━━━ Stored data ━━━

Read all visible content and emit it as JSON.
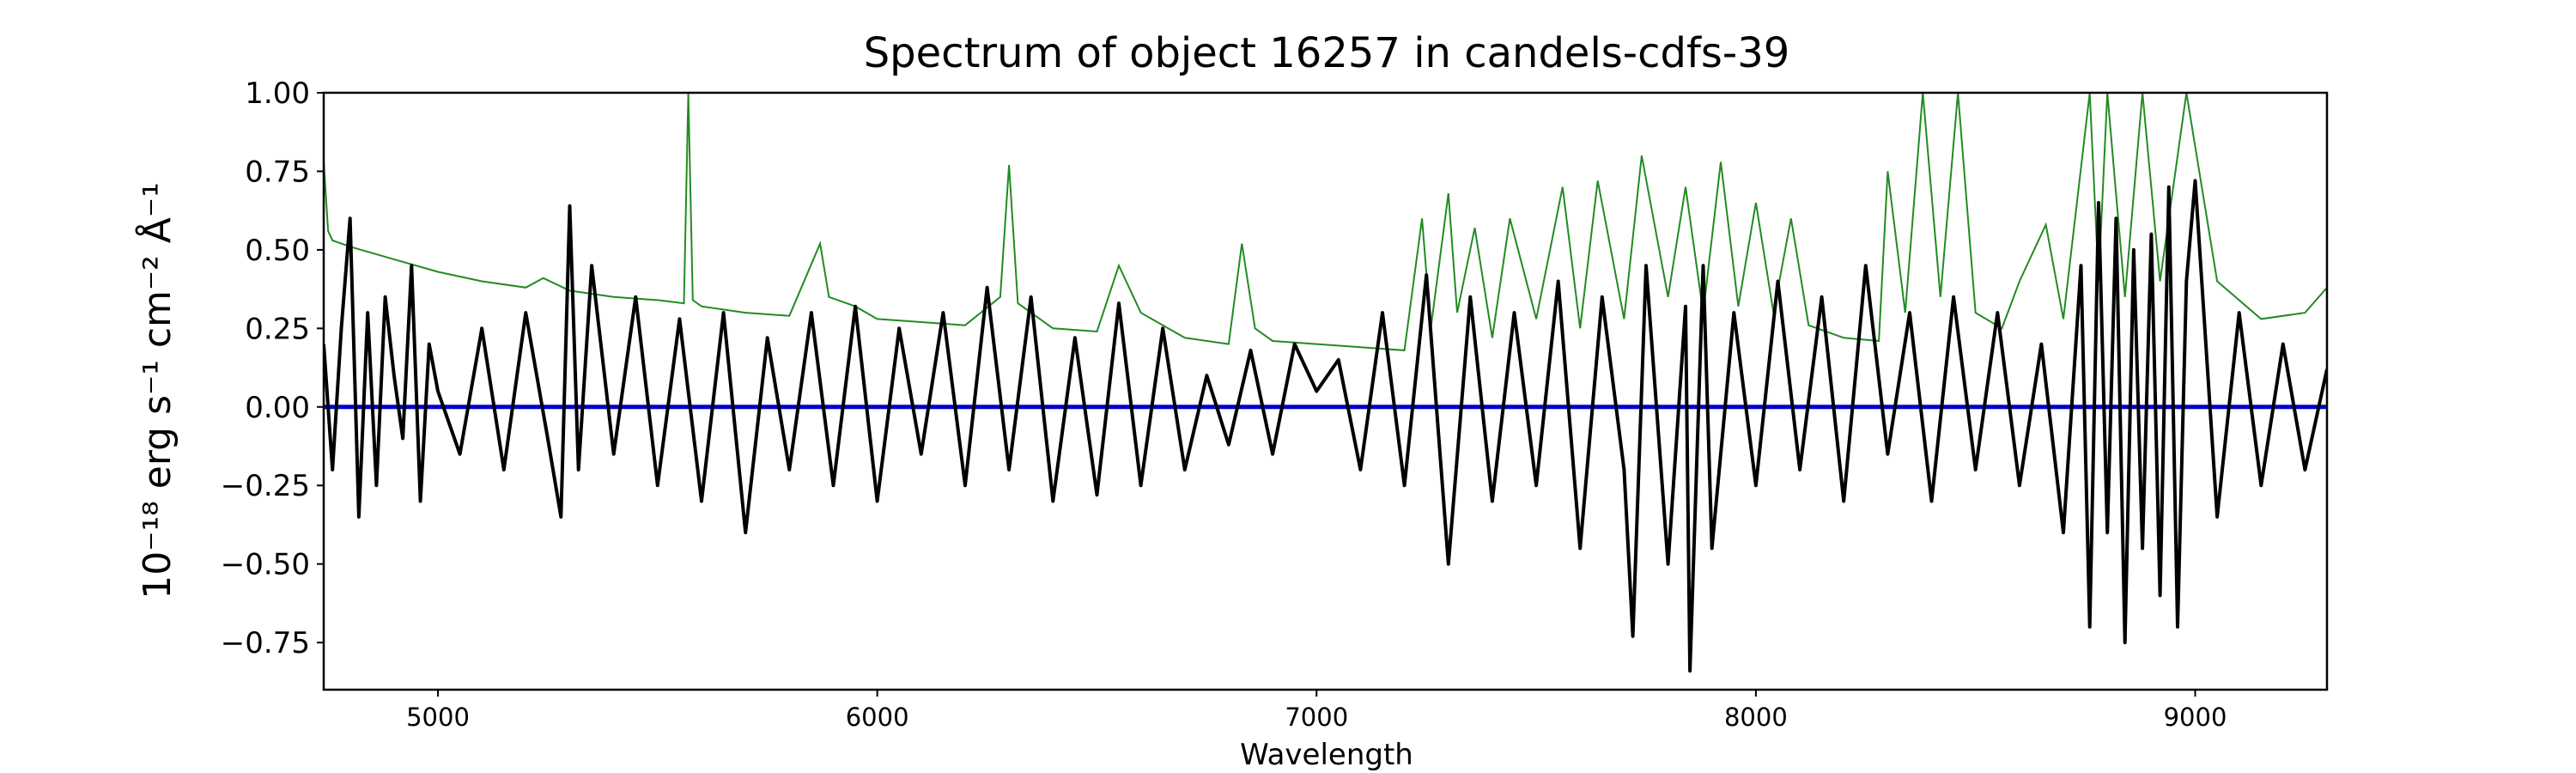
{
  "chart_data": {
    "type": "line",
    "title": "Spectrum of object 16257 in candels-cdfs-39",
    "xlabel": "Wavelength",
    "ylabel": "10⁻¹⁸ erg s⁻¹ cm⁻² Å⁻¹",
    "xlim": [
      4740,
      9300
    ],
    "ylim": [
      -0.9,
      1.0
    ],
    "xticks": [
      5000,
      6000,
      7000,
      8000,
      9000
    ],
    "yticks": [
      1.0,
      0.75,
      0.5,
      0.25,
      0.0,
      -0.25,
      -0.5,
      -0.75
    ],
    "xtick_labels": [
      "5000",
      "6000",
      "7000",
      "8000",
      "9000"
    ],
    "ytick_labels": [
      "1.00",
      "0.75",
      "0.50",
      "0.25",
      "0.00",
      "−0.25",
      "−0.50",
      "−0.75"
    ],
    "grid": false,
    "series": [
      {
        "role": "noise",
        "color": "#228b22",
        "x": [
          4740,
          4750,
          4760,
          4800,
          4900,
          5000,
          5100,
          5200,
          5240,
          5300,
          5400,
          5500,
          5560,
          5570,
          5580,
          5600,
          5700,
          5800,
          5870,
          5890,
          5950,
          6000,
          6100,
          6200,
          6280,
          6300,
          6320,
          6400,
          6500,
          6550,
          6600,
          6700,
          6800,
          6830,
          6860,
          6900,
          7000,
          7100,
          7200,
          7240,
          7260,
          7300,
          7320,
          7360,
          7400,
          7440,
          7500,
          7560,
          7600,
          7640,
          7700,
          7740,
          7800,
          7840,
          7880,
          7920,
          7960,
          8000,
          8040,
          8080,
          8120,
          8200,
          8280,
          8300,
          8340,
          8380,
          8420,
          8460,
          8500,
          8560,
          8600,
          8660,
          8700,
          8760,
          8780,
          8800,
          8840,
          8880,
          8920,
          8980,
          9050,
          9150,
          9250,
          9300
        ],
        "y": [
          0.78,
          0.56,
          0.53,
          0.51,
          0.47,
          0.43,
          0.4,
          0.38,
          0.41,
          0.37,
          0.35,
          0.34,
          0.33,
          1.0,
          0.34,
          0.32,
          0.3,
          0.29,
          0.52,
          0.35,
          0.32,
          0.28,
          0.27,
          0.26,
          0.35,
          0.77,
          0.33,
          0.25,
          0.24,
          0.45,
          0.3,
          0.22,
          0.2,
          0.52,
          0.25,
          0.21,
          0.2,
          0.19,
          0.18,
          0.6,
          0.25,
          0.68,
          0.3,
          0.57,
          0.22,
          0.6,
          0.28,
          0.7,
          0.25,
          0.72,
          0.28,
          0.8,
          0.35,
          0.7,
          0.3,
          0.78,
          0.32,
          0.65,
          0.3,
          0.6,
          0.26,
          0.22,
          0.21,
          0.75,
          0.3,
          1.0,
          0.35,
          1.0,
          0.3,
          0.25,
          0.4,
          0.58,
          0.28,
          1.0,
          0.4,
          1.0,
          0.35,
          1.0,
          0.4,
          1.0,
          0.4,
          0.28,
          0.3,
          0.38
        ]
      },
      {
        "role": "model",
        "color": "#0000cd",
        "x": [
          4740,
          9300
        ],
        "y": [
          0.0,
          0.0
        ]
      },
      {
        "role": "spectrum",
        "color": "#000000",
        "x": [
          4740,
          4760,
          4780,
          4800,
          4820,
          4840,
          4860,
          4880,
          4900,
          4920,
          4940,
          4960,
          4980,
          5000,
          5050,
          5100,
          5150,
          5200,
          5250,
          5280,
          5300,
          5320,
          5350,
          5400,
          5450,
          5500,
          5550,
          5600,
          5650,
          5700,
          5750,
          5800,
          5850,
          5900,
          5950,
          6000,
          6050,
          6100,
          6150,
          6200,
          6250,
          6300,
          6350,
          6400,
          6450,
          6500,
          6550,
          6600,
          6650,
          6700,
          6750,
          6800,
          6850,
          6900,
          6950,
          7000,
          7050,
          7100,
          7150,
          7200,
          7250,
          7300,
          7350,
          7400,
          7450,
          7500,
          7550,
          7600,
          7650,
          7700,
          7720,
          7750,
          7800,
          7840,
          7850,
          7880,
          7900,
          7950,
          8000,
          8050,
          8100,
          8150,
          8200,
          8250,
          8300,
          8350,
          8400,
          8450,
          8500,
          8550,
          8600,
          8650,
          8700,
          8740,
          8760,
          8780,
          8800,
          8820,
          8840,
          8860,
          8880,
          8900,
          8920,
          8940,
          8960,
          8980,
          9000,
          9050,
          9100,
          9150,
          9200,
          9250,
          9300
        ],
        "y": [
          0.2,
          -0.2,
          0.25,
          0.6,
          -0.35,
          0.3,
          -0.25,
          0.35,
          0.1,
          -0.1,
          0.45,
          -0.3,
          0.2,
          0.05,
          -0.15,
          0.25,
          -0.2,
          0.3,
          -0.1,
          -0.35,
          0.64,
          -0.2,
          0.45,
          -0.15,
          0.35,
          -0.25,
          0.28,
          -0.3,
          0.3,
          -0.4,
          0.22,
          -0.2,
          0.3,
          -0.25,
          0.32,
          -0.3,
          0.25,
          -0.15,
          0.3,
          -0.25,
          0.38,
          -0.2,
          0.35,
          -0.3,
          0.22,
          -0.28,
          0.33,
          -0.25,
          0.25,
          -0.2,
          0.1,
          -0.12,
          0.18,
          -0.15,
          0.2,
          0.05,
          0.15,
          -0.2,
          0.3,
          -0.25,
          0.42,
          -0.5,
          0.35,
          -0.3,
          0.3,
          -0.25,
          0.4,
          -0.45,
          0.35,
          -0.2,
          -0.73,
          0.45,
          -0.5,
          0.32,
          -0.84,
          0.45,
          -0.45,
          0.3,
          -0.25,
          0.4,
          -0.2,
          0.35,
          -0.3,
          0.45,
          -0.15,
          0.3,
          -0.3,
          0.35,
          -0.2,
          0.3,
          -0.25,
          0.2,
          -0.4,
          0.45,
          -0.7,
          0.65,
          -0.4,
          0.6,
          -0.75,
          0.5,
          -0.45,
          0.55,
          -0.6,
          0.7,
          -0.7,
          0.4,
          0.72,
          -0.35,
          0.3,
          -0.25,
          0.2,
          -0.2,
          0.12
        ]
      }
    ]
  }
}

━━━

(Set problem) Every record must be copied exactly, with the pictures left out.

(Solution to this task)
Read all visible content and emit it as JSON.
{
  "chart_data": {
    "type": "line",
    "title": "Spectrum of object 16257 in candels-cdfs-39",
    "xlabel": "Wavelength",
    "ylabel": "10⁻¹⁸ erg s⁻¹ cm⁻² Å⁻¹",
    "xlim": [
      4740,
      9300
    ],
    "ylim": [
      -0.9,
      1.0
    ],
    "xticks": [
      5000,
      6000,
      7000,
      8000,
      9000
    ],
    "yticks": [
      1.0,
      0.75,
      0.5,
      0.25,
      0.0,
      -0.25,
      -0.5,
      -0.75
    ],
    "xtick_labels": [
      "5000",
      "6000",
      "7000",
      "8000",
      "9000"
    ],
    "ytick_labels": [
      "1.00",
      "0.75",
      "0.50",
      "0.25",
      "0.00",
      "−0.25",
      "−0.50",
      "−0.75"
    ],
    "grid": false,
    "series": [
      {
        "role": "noise",
        "color": "#228b22",
        "x": [
          4740,
          4750,
          4760,
          4800,
          4900,
          5000,
          5100,
          5200,
          5240,
          5300,
          5400,
          5500,
          5560,
          5570,
          5580,
          5600,
          5700,
          5800,
          5870,
          5890,
          5950,
          6000,
          6100,
          6200,
          6280,
          6300,
          6320,
          6400,
          6500,
          6550,
          6600,
          6700,
          6800,
          6830,
          6860,
          6900,
          7000,
          7100,
          7200,
          7240,
          7260,
          7300,
          7320,
          7360,
          7400,
          7440,
          7500,
          7560,
          7600,
          7640,
          7700,
          7740,
          7800,
          7840,
          7880,
          7920,
          7960,
          8000,
          8040,
          8080,
          8120,
          8200,
          8280,
          8300,
          8340,
          8380,
          8420,
          8460,
          8500,
          8560,
          8600,
          8660,
          8700,
          8760,
          8780,
          8800,
          8840,
          8880,
          8920,
          8980,
          9050,
          9150,
          9250,
          9300
        ],
        "y": [
          0.78,
          0.56,
          0.53,
          0.51,
          0.47,
          0.43,
          0.4,
          0.38,
          0.41,
          0.37,
          0.35,
          0.34,
          0.33,
          1.0,
          0.34,
          0.32,
          0.3,
          0.29,
          0.52,
          0.35,
          0.32,
          0.28,
          0.27,
          0.26,
          0.35,
          0.77,
          0.33,
          0.25,
          0.24,
          0.45,
          0.3,
          0.22,
          0.2,
          0.52,
          0.25,
          0.21,
          0.2,
          0.19,
          0.18,
          0.6,
          0.25,
          0.68,
          0.3,
          0.57,
          0.22,
          0.6,
          0.28,
          0.7,
          0.25,
          0.72,
          0.28,
          0.8,
          0.35,
          0.7,
          0.3,
          0.78,
          0.32,
          0.65,
          0.3,
          0.6,
          0.26,
          0.22,
          0.21,
          0.75,
          0.3,
          1.0,
          0.35,
          1.0,
          0.3,
          0.25,
          0.4,
          0.58,
          0.28,
          1.0,
          0.4,
          1.0,
          0.35,
          1.0,
          0.4,
          1.0,
          0.4,
          0.28,
          0.3,
          0.38
        ]
      },
      {
        "role": "model",
        "color": "#0000cd",
        "x": [
          4740,
          9300
        ],
        "y": [
          0.0,
          0.0
        ]
      },
      {
        "role": "spectrum",
        "color": "#000000",
        "x": [
          4740,
          4760,
          4780,
          4800,
          4820,
          4840,
          4860,
          4880,
          4900,
          4920,
          4940,
          4960,
          4980,
          5000,
          5050,
          5100,
          5150,
          5200,
          5250,
          5280,
          5300,
          5320,
          5350,
          5400,
          5450,
          5500,
          5550,
          5600,
          5650,
          5700,
          5750,
          5800,
          5850,
          5900,
          5950,
          6000,
          6050,
          6100,
          6150,
          6200,
          6250,
          6300,
          6350,
          6400,
          6450,
          6500,
          6550,
          6600,
          6650,
          6700,
          6750,
          6800,
          6850,
          6900,
          6950,
          7000,
          7050,
          7100,
          7150,
          7200,
          7250,
          7300,
          7350,
          7400,
          7450,
          7500,
          7550,
          7600,
          7650,
          7700,
          7720,
          7750,
          7800,
          7840,
          7850,
          7880,
          7900,
          7950,
          8000,
          8050,
          8100,
          8150,
          8200,
          8250,
          8300,
          8350,
          8400,
          8450,
          8500,
          8550,
          8600,
          8650,
          8700,
          8740,
          8760,
          8780,
          8800,
          8820,
          8840,
          8860,
          8880,
          8900,
          8920,
          8940,
          8960,
          8980,
          9000,
          9050,
          9100,
          9150,
          9200,
          9250,
          9300
        ],
        "y": [
          0.2,
          -0.2,
          0.25,
          0.6,
          -0.35,
          0.3,
          -0.25,
          0.35,
          0.1,
          -0.1,
          0.45,
          -0.3,
          0.2,
          0.05,
          -0.15,
          0.25,
          -0.2,
          0.3,
          -0.1,
          -0.35,
          0.64,
          -0.2,
          0.45,
          -0.15,
          0.35,
          -0.25,
          0.28,
          -0.3,
          0.3,
          -0.4,
          0.22,
          -0.2,
          0.3,
          -0.25,
          0.32,
          -0.3,
          0.25,
          -0.15,
          0.3,
          -0.25,
          0.38,
          -0.2,
          0.35,
          -0.3,
          0.22,
          -0.28,
          0.33,
          -0.25,
          0.25,
          -0.2,
          0.1,
          -0.12,
          0.18,
          -0.15,
          0.2,
          0.05,
          0.15,
          -0.2,
          0.3,
          -0.25,
          0.42,
          -0.5,
          0.35,
          -0.3,
          0.3,
          -0.25,
          0.4,
          -0.45,
          0.35,
          -0.2,
          -0.73,
          0.45,
          -0.5,
          0.32,
          -0.84,
          0.45,
          -0.45,
          0.3,
          -0.25,
          0.4,
          -0.2,
          0.35,
          -0.3,
          0.45,
          -0.15,
          0.3,
          -0.3,
          0.35,
          -0.2,
          0.3,
          -0.25,
          0.2,
          -0.4,
          0.45,
          -0.7,
          0.65,
          -0.4,
          0.6,
          -0.75,
          0.5,
          -0.45,
          0.55,
          -0.6,
          0.7,
          -0.7,
          0.4,
          0.72,
          -0.35,
          0.3,
          -0.25,
          0.2,
          -0.2,
          0.12
        ]
      }
    ]
  }
}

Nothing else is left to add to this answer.